■ Directions:
Look through the listing for the word "Import". Copy each line that has it.

□ □ □ □ □

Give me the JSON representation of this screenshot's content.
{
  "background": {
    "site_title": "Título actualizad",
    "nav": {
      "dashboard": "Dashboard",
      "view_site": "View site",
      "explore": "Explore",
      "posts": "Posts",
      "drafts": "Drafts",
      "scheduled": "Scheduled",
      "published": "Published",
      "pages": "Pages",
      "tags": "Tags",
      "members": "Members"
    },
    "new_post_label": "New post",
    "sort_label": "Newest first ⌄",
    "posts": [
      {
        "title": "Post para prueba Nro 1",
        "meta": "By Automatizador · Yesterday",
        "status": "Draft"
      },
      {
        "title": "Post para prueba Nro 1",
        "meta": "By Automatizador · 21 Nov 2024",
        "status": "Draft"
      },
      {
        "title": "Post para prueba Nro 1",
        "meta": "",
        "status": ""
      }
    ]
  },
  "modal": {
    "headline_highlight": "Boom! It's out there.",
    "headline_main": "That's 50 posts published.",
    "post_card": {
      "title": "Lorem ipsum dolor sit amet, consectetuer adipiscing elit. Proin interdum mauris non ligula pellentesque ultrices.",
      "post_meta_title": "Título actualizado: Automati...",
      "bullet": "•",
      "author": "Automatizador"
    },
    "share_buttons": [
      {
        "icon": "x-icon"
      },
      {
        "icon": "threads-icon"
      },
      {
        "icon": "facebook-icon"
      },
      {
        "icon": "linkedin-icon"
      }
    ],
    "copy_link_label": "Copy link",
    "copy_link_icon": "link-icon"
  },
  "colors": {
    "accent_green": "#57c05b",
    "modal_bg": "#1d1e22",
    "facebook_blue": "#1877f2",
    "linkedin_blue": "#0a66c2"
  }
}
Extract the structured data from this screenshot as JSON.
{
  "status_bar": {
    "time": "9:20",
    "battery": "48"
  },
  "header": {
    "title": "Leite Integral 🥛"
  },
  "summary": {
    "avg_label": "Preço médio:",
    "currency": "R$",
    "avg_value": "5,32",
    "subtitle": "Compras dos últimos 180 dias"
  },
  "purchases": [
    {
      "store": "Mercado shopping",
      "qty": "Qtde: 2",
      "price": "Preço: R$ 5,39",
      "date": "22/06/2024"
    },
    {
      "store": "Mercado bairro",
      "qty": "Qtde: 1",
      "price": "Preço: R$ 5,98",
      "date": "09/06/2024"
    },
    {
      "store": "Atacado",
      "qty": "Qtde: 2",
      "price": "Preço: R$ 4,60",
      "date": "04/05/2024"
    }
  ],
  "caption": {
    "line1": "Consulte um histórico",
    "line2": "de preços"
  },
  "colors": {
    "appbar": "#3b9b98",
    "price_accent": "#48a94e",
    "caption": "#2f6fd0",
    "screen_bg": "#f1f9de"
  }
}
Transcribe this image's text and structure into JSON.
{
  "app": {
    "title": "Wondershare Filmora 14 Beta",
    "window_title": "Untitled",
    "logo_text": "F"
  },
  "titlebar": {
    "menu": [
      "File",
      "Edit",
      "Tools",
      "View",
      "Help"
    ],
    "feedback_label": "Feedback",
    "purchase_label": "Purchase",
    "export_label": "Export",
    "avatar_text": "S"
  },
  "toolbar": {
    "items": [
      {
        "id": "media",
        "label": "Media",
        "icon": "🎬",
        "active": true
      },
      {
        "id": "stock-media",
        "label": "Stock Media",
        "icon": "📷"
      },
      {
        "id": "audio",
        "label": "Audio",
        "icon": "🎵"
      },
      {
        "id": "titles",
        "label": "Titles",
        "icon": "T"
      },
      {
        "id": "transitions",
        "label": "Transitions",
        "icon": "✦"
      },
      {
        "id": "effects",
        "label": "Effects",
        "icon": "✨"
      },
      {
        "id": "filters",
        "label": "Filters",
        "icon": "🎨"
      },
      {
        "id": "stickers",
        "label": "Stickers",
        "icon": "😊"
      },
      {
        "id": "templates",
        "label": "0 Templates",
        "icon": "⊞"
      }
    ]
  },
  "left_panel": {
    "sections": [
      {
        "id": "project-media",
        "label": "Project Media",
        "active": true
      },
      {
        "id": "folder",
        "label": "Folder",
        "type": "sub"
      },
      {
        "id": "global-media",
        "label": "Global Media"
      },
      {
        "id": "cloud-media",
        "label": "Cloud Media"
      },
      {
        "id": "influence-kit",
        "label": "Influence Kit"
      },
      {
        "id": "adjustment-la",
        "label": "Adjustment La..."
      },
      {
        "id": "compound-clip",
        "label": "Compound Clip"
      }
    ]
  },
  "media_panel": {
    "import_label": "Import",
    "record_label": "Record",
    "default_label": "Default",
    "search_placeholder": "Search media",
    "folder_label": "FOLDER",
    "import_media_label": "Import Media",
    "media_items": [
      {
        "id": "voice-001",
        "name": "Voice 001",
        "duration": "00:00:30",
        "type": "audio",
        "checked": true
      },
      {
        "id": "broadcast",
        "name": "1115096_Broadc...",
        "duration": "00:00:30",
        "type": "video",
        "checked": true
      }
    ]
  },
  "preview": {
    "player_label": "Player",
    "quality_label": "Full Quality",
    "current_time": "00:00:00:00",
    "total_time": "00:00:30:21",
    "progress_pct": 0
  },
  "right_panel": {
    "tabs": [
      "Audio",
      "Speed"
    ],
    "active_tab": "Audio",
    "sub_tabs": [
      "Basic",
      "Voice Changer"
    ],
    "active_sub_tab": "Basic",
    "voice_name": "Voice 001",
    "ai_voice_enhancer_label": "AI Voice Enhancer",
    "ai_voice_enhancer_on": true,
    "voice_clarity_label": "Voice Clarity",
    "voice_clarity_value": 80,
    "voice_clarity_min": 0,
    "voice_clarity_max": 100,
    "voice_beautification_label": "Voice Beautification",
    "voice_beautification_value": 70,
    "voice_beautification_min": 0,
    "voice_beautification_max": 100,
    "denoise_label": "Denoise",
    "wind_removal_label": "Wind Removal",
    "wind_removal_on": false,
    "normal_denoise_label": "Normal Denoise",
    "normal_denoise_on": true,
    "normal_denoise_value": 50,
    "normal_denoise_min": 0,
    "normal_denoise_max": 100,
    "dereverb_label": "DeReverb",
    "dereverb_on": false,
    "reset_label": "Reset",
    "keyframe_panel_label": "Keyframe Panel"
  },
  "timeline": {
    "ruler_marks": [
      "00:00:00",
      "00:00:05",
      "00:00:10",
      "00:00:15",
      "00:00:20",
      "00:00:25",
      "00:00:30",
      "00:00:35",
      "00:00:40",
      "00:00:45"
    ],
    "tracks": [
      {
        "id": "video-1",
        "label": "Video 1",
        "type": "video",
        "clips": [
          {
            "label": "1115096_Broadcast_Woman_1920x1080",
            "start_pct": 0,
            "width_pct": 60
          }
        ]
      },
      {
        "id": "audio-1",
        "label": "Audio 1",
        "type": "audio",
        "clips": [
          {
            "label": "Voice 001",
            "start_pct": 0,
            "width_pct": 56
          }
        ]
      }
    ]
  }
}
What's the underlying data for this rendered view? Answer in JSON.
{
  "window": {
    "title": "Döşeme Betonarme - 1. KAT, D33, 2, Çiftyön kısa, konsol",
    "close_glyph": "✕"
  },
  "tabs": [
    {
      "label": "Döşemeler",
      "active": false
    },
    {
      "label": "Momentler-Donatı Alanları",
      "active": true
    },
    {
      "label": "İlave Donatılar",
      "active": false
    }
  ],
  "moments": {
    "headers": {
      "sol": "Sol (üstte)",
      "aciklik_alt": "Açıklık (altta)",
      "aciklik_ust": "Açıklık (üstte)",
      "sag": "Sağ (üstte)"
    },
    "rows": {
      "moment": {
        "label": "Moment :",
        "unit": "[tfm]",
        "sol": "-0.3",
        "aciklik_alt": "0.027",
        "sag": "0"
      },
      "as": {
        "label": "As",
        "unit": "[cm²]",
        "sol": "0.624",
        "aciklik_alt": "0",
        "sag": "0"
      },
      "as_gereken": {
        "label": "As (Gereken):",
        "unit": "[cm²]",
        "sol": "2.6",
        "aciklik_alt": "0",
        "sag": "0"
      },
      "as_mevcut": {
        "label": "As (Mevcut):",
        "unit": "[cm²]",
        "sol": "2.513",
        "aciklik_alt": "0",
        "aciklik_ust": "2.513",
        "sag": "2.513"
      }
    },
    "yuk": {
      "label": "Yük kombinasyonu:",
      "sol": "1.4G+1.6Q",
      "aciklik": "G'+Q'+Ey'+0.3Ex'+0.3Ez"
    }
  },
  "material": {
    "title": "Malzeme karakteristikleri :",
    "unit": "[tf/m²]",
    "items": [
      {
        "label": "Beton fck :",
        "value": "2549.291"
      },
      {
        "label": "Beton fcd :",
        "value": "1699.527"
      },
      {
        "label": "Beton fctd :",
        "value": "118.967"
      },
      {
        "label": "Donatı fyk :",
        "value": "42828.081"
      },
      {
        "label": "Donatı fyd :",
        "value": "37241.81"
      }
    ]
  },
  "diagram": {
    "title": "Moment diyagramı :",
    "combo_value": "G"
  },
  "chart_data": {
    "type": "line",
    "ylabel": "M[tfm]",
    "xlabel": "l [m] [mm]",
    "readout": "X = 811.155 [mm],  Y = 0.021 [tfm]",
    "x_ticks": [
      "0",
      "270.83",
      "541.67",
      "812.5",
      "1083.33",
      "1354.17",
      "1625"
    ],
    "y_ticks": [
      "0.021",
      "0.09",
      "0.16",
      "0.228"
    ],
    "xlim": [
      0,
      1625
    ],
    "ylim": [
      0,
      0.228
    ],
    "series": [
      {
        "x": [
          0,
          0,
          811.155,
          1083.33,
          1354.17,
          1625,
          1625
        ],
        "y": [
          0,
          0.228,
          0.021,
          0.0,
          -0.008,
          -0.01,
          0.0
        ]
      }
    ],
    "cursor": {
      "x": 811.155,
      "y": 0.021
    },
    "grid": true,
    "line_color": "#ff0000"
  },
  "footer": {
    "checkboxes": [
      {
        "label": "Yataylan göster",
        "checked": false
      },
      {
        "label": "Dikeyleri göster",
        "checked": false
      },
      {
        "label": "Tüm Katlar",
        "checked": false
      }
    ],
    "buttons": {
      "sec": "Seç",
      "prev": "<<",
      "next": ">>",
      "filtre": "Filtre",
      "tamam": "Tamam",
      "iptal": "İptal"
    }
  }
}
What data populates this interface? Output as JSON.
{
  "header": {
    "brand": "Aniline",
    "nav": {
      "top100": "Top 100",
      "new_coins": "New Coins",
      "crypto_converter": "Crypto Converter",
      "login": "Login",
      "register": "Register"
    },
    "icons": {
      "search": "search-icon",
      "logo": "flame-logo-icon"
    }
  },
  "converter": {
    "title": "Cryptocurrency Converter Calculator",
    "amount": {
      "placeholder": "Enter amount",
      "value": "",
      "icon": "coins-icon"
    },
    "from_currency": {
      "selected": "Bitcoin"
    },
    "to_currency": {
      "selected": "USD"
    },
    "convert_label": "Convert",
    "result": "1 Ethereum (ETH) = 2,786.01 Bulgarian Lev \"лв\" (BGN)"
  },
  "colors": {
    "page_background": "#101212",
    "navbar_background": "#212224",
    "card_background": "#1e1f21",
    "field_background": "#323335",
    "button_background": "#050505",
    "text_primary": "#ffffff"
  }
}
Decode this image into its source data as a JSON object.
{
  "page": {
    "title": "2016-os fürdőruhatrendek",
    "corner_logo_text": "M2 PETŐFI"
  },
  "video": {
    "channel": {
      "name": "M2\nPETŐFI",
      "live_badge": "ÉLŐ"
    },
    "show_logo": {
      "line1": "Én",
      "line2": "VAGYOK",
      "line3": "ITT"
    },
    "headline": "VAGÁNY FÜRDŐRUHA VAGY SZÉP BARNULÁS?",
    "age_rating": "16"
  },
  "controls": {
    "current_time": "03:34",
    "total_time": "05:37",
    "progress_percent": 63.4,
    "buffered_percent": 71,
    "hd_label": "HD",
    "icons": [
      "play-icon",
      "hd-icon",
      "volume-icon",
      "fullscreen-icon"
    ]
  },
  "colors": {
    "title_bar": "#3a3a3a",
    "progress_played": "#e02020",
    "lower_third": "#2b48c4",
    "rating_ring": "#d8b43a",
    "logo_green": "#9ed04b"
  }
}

□ □ □ □ □

■ Solution for this exercise:
    "import_label": "Import",
    "import_media_label": "Import Media",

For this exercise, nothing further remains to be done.